>> start PROVIDED RECORDS

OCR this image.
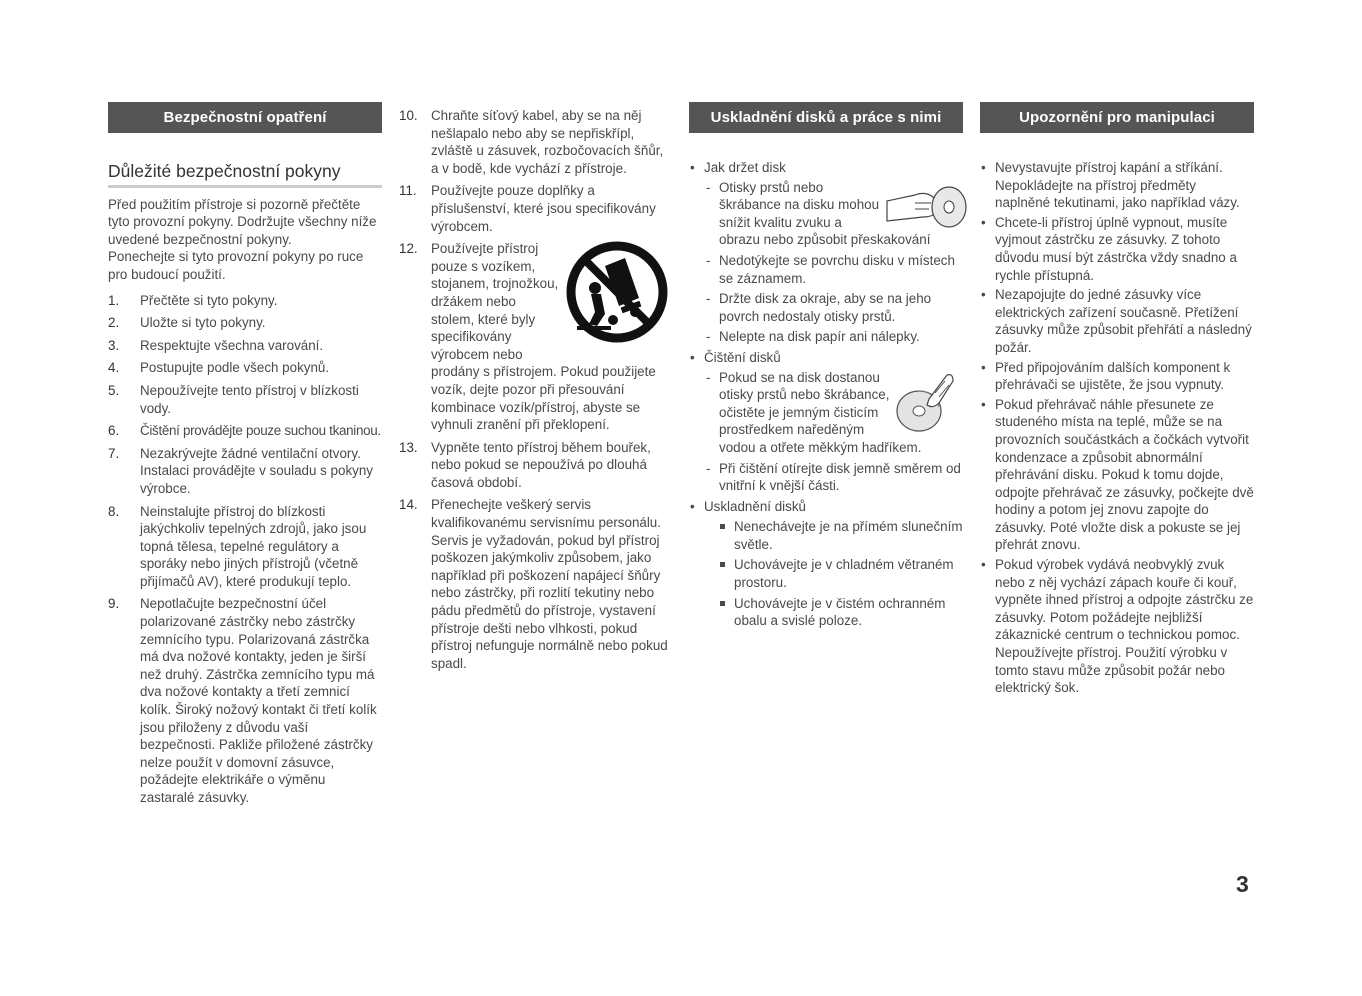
Bezpečnostní opatření
Důležité bezpečnostní pokyny

Před použitím přístroje si pozorně přečtěte tyto provozní pokyny. Dodržujte všechny níže uvedené bezpečnostní pokyny.

Ponechejte si tyto provozní pokyny po ruce pro budoucí použití.

1. Přečtěte si tyto pokyny.
2. Uložte si tyto pokyny.
3. Respektujte všechna varování.
4. Postupujte podle všech pokynů.
5. Nepoužívejte tento přístroj v blízkosti vody.
6. Čištění provádějte pouze suchou tkaninou.
7. Nezakrývejte žádné ventilační otvory. Instalaci provádějte v souladu s pokyny výrobce.
8. Neinstalujte přístroj do blízkosti jakýchkoliv tepelných zdrojů, jako jsou topná tělesa, tepelné regulátory a sporáky nebo jiných přístrojů (včetně přijímačů AV), které produkují teplo.
9. Nepotlačujte bezpečnostní účel polarizované zástrčky nebo zástrčky zemnícího typu. Polarizovaná zástrčka má dva nožové kontakty, jeden je širší než druhý. Zástrčka zemnícího typu má dva nožové kontakty a třetí zemnicí kolík. Široký nožový kontakt či třetí kolík jsou přiloženy z důvodu vaší bezpečnosti. Pakliže přiložené zástrčky nelze použít v domovní zásuvce, požádejte elektrikáře o výměnu zastaralé zásuvky.
10. Chraňte síťový kabel, aby se na něj nešlapalo nebo aby se nepřiskřípl, zvláště u zásuvek, rozbočovacích šňůr, a v bodě, kde vychází z přístroje.
11. Používejte pouze doplňky a příslušenství, které jsou specifikovány výrobcem.
12. Používejte přístroj pouze s vozíkem, stojanem, trojnožkou, držákem nebo stolem, které byly specifikovány výrobcem nebo prodány s přístrojem. Pokud použijete vozík, dejte pozor při přesouvání kombinace vozík/přístroj, abyste se vyhnuli zranění při překlopení.
13. Vypněte tento přístroj během bouřek, nebo pokud se nepoužívá po dlouhá časová období.
14. Přenechejte veškerý servis kvalifikovanému servisnímu personálu. Servis je vyžadován, pokud byl přístroj poškozen jakýmkoliv způsobem, jako například při poškození napájecí šňůry nebo zástrčky, při rozlití tekutiny nebo pádu předmětů do přístroje, vystavení přístroje dešti nebo vlhkosti, pokud přístroj nefunguje normálně nebo pokud spadl.
Uskladnění disků a práce s nimi
• Jak držet disk
- Otisky prstů nebo škrábance na disku mohou snížit kvalitu zvuku a obrazu nebo způsobit přeskakování
- Nedotýkejte se povrchu disku v místech se záznamem.
- Držte disk za okraje, aby se na jeho povrch nedostaly otisky prstů.
- Nelepte na disk papír ani nálepky.
• Čištění disků
- Pokud se na disk dostanou otisky prstů nebo škrábance, očistěte je jemným čisticím prostředkem naředěným vodou a otřete měkkým hadříkem.
- Při čištění otírejte disk jemně směrem od vnitřní k vnější části.
• Uskladnění disků
Nenechávejte je na přímém slunečním světle.
Uchovávejte je v chladném větraném prostoru.
Uchovávejte je v čistém ochranném obalu a svislé poloze.
Upozornění pro manipulaci
• Nevystavujte přístroj kapání a stříkání. Nepokládejte na přístroj předměty naplněné tekutinami, jako například vázy.
• Chcete-li přístroj úplně vypnout, musíte vyjmout zástrčku ze zásuvky. Z tohoto důvodu musí být zástrčka vždy snadno a rychle přístupná.
• Nezapojujte do jedné zásuvky více elektrických zařízení současně. Přetížení zásuvky může způsobit přehřátí a následný požár.
• Před připojováním dalších komponent k přehrávači se ujistěte, že jsou vypnuty.
• Pokud přehrávač náhle přesunete ze studeného místa na teplé, může se na provozních součástkách a čočkách vytvořit kondenzace a způsobit abnormální přehrávání disku. Pokud k tomu dojde, odpojte přehrávač ze zásuvky, počkejte dvě hodiny a potom jej znovu zapojte do zásuvky. Poté vložte disk a pokuste se jej přehrát znovu.
• Pokud výrobek vydává neobvyklý zvuk nebo z něj vychází zápach kouře či kouř, vypněte ihned přístroj a odpojte zástrčku ze zásuvky. Potom požádejte nejbližší zákaznické centrum o technickou pomoc. Nepoužívejte přístroj. Použití výrobku v tomto stavu může způsobit požár nebo elektrický šok.
3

>> end PROVIDED RECORDS

PROBLEM REQUIREMENTS - Collect from the data above every line that includes "pokyny".

OUTPUT FOR THIS TASK -
Důležité bezpečnostní pokyny
Před použitím přístroje si pozorně přečtěte tyto provozní pokyny. Dodržujte všechny níže uvedené bezpečnostní pokyny.
Ponechejte si tyto provozní pokyny po ruce pro budoucí použití.
1. Přečtěte si tyto pokyny.
2. Uložte si tyto pokyny.
7. Nezakrývejte žádné ventilační otvory. Instalaci provádějte v souladu s pokyny výrobce.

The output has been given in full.